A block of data

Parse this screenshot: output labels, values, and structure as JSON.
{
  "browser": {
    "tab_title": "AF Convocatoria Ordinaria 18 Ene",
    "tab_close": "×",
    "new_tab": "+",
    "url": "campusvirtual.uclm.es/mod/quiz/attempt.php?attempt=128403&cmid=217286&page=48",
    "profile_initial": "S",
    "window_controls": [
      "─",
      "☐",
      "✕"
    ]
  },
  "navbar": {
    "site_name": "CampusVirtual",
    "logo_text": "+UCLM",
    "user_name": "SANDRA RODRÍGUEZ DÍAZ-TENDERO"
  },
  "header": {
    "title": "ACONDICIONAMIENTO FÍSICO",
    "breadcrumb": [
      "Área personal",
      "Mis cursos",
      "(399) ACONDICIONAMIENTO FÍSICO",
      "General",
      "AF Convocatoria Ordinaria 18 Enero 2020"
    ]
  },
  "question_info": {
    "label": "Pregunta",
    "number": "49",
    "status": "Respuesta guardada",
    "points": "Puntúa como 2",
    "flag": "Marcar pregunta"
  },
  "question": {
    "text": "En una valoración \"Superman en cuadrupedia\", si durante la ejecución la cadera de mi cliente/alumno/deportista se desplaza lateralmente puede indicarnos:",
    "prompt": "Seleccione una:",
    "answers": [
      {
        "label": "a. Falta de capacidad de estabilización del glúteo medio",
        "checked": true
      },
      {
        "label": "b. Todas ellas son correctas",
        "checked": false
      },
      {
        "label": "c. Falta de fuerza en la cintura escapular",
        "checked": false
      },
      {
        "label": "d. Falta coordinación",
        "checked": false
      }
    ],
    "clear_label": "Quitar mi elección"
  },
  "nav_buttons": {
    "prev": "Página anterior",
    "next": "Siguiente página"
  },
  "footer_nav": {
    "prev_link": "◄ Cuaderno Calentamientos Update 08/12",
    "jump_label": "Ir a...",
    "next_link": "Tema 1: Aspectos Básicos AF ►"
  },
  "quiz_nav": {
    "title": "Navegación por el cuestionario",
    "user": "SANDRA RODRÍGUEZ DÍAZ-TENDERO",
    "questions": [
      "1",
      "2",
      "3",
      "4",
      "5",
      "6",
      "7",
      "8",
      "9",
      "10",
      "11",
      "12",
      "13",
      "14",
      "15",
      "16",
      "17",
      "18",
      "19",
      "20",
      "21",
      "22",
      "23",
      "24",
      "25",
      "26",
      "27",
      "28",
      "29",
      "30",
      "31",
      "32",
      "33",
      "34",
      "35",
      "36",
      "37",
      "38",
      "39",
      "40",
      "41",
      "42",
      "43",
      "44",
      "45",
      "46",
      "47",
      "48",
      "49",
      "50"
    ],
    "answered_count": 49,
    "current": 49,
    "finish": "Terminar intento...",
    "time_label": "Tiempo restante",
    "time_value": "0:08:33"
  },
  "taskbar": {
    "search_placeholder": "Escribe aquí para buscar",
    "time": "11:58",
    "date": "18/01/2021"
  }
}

== PROBLEM REQUIREMENTS ==
Count the lines of the data that include the string "Ordinaria", and give only that number.

== THE RESPONSE ==
2